### Short problem 1:
From the listing further down, print unchanged the lines starting with the line that contains "help-button[interactable]: ? (287, 54, 293, 72)" and going on through the line that contains "cancel-button[interactable]: ✖ (141, 78, 154, 96)".

Each non-parametric constraint \(A_{1}x+c_{1}\geqslant 0\) of \(\Delta _{i}^{'}(s)\) from (11) is transformed into the form \(A_{1}x+kc_{1}\geqslant 0\) and the rest of constraints are rewritten without any changes. For more details see Verdoolaege et al. (2011); Verdoolaege (2012).

While the algorithms implemented by Verdoolaege Verdoolaege et al. (2011); Verdoolaege (2012) in the ISL library (http://www.kotnet.org/skimo/isl/) are designed to compute overapproximations, Kelly et all. Kelly et al. (1996) in the Omega library (http://www.cs.umd.edu/projects/omega/) propose a heuristic algorithm to compute an under-approximation that does not guarantee calculating exact transitive closure.

5 Experimental results

The goals of experiments were to evaluate the effectiveness and time complexity of the proposed approach for calculating relation \(R^{*}_{kk}\) and using it in the modified Floyd–Warshall algorithm for loops provided by the well-known NAS Parallel Benchmark (NPB) Suite from NASA (http://www.nas.nasa.gov) and compare received results with the effectiveness and time complexity of techniques implemented in the ISL (http://www.kotnet.org/skimo/isl/) and Omega (http://www.cs.umd.edu/projects/omega/) tools. We have implemented the presented algorithms as an ANSI-C++ software module. The source code of the module was compiled using the gcc compiler v4.3.0 and can be download from: http://www.sfs.zut.edu.pl/files/mfw-omega.tar.gz. Experiments were conducted using an Intel Core2Duo T7300@2.00GHz machine with the Fedora Linux v12 32bit operating system.

### Material to process:
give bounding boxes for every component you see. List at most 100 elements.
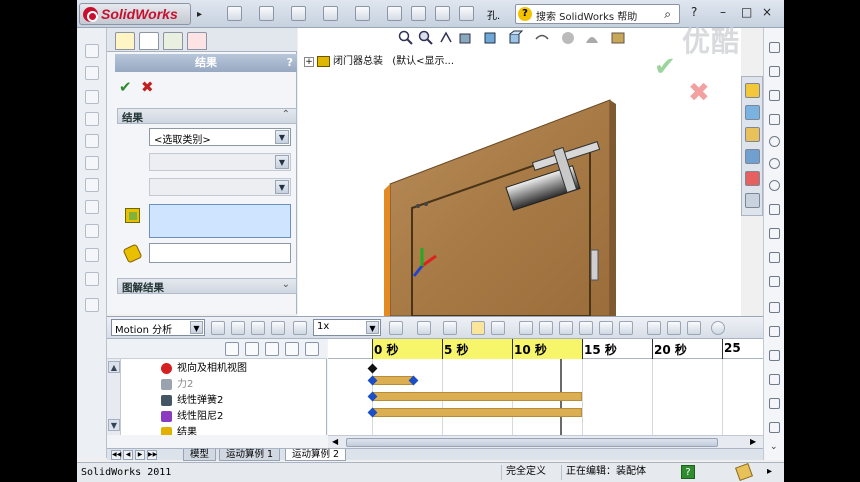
help-button[interactable]: ? (287, 54, 293, 72)
new-document-icon[interactable] (227, 6, 242, 21)
arc-icon[interactable] (769, 158, 780, 169)
feature-manager-tab-icon[interactable] (115, 32, 135, 50)
cancel-button[interactable]: ✖ (141, 78, 154, 96)
relations-icon[interactable] (769, 422, 780, 433)
trim-icon[interactable] (769, 302, 780, 313)
print-icon[interactable] (323, 6, 338, 21)
options-icon[interactable] (459, 6, 474, 21)
damper-icon[interactable] (559, 321, 573, 335)
collapse-up-icon[interactable]: ⌃ (282, 109, 290, 120)
calculate-icon[interactable] (211, 321, 225, 335)
help-menu-button[interactable]: ? (691, 5, 697, 19)
help-search[interactable]: ? 搜索 SolidWorks 帮助 ⌕ (515, 4, 680, 24)
stop-icon[interactable] (271, 321, 285, 335)
camera-key-diamond[interactable] (367, 363, 378, 374)
text-icon[interactable] (769, 276, 780, 287)
spring-key-bar[interactable] (373, 392, 582, 401)
file-explorer-icon[interactable] (745, 127, 760, 142)
tab-prev-icon[interactable]: ◀ (123, 450, 133, 460)
offset-icon[interactable] (769, 326, 780, 337)
filter-driving-icon[interactable] (245, 342, 259, 356)
tool-icon-9[interactable] (85, 224, 99, 238)
rebuild-indicator-icon[interactable] (735, 463, 753, 481)
tab-first-icon[interactable]: ◀◀ (111, 450, 121, 460)
design-library-icon[interactable] (745, 105, 760, 120)
scroll-left-arrow-icon[interactable]: ◀ (332, 437, 338, 446)
display-manager-tab-icon[interactable] (187, 32, 207, 50)
tree-item-damper[interactable]: 线性阻尼2 (161, 409, 223, 425)
graphics-area[interactable]: + 闭门器总装 (默认<显示... ✔ ✖ (298, 28, 741, 316)
gravity-icon[interactable] (619, 321, 633, 335)
scroll-thumb[interactable] (346, 438, 718, 447)
custom-properties-icon[interactable] (745, 193, 760, 208)
tool-icon-1[interactable] (85, 44, 99, 58)
filter-results-icon[interactable] (285, 342, 299, 356)
move-icon[interactable] (769, 398, 780, 409)
tab-next-icon[interactable]: ▶ (135, 450, 145, 460)
category-select[interactable]: <选取类别> ▼ (149, 128, 291, 146)
search-icon[interactable]: ⌕ (664, 7, 671, 22)
ok-button[interactable]: ✔ (119, 78, 132, 96)
scroll-right-arrow-icon[interactable]: ▶ (750, 437, 756, 446)
force-icon[interactable] (579, 321, 593, 335)
tool-icon-3[interactable] (85, 90, 99, 104)
ellipse-icon[interactable] (769, 204, 780, 215)
chevron-down-icon[interactable]: ▼ (190, 321, 203, 334)
rectangle-icon[interactable] (769, 114, 780, 125)
property-manager-tab-icon[interactable] (139, 32, 159, 50)
undo-icon[interactable] (355, 6, 370, 21)
timeline-ruler[interactable]: 0 秒 5 秒 10 秒 15 秒 20 秒 25 (328, 339, 763, 359)
motion-timeline[interactable]: 0 秒 5 秒 10 秒 15 秒 20 秒 25 ⊕ + (328, 339, 763, 435)
line-icon[interactable] (769, 90, 780, 101)
spring-icon[interactable] (539, 321, 553, 335)
playback-speed-select[interactable]: 1x ▼ (313, 319, 381, 336)
expand-manager-icon[interactable] (711, 321, 725, 335)
tree-vertical-scrollbar[interactable]: ▲ ▼ (107, 359, 121, 435)
help-search-input[interactable]: 搜索 SolidWorks 帮助 (536, 8, 637, 23)
filter-selected-icon[interactable] (265, 342, 279, 356)
tool-icon-2[interactable] (85, 66, 99, 80)
tool-icon-4[interactable] (85, 112, 99, 126)
configuration-manager-tab-icon[interactable] (163, 32, 183, 50)
restore-button[interactable]: □ (741, 5, 752, 19)
results-section-header[interactable]: 结果 ⌃ (117, 108, 297, 124)
force-key-bar[interactable] (373, 376, 413, 385)
tab-motion-study-1[interactable]: 运动算例 1 (219, 449, 281, 461)
contact-icon[interactable] (599, 321, 613, 335)
view-palette-icon[interactable] (745, 149, 760, 164)
chevron-down-icon[interactable]: ▼ (366, 321, 379, 334)
tool-icon-5[interactable] (85, 134, 99, 148)
filter-components-icon[interactable] (305, 342, 319, 356)
open-icon[interactable] (259, 6, 274, 21)
play-icon[interactable] (251, 321, 265, 335)
tool-icon-8[interactable] (85, 200, 99, 214)
circle-icon[interactable] (769, 136, 780, 147)
solidworks-menu-button[interactable]: SolidWorks ▸ (79, 3, 202, 25)
add-key-icon[interactable] (491, 321, 505, 335)
sketch-tool-icon-1[interactable] (769, 42, 780, 53)
scroll-up-arrow-icon[interactable]: ▲ (108, 361, 120, 373)
entity-selection-box[interactable] (149, 204, 291, 238)
tool-icon-10[interactable] (85, 248, 99, 262)
motor-icon[interactable] (519, 321, 533, 335)
appearances-icon[interactable] (745, 171, 760, 186)
tool-icon-12[interactable] (85, 298, 99, 312)
point-icon[interactable] (769, 252, 780, 263)
tool-icon-6[interactable] (85, 156, 99, 170)
select-icon[interactable] (387, 6, 402, 21)
playback-mode-icon[interactable] (293, 321, 307, 335)
tree-item-camera-view[interactable]: 视向及相机视图 (161, 361, 247, 377)
tree-item-spring[interactable]: 线性弹簧2 (161, 393, 223, 409)
results-plot-icon[interactable] (647, 321, 661, 335)
tree-item-results[interactable]: 结果 (161, 425, 197, 435)
tab-last-icon[interactable]: ▶▶ (147, 450, 157, 460)
collapse-manager-icon[interactable] (687, 321, 701, 335)
toolbar-expand-icon[interactable]: ⌄ (770, 442, 778, 452)
timeline-horizontal-scrollbar[interactable]: ◀ ▶ (328, 435, 763, 449)
damper-key-bar[interactable] (373, 408, 582, 417)
status-menu-arrow-icon[interactable]: ▸ (767, 466, 772, 477)
tool-icon-11[interactable] (85, 272, 99, 286)
expand-down-icon[interactable]: ⌄ (282, 279, 290, 290)
tab-motion-study-2[interactable]: 运动算例 2 (285, 449, 347, 461)
pattern-icon[interactable] (769, 374, 780, 385)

### Short problem 2:
Output, character for character, the part of the passage on transitive closure algorithms starting with "Each non-parametric constraint" and going on through "(2011); Verdoolaege (2012).".

### Expected output 1:
help-button[interactable]: ? (287, 54, 293, 72)
new-document-icon[interactable] (227, 6, 242, 21)
arc-icon[interactable] (769, 158, 780, 169)
feature-manager-tab-icon[interactable] (115, 32, 135, 50)
cancel-button[interactable]: ✖ (141, 78, 154, 96)

### Expected output 2:
Each non-parametric constraint \(A_{1}x+c_{1}\geqslant 0\) of \(\Delta _{i}^{'}(s)\) from (11) is transformed into the form \(A_{1}x+kc_{1}\geqslant 0\) and the rest of constraints are rewritten without any changes. For more details see Verdoolaege et al. (2011); Verdoolaege (2012).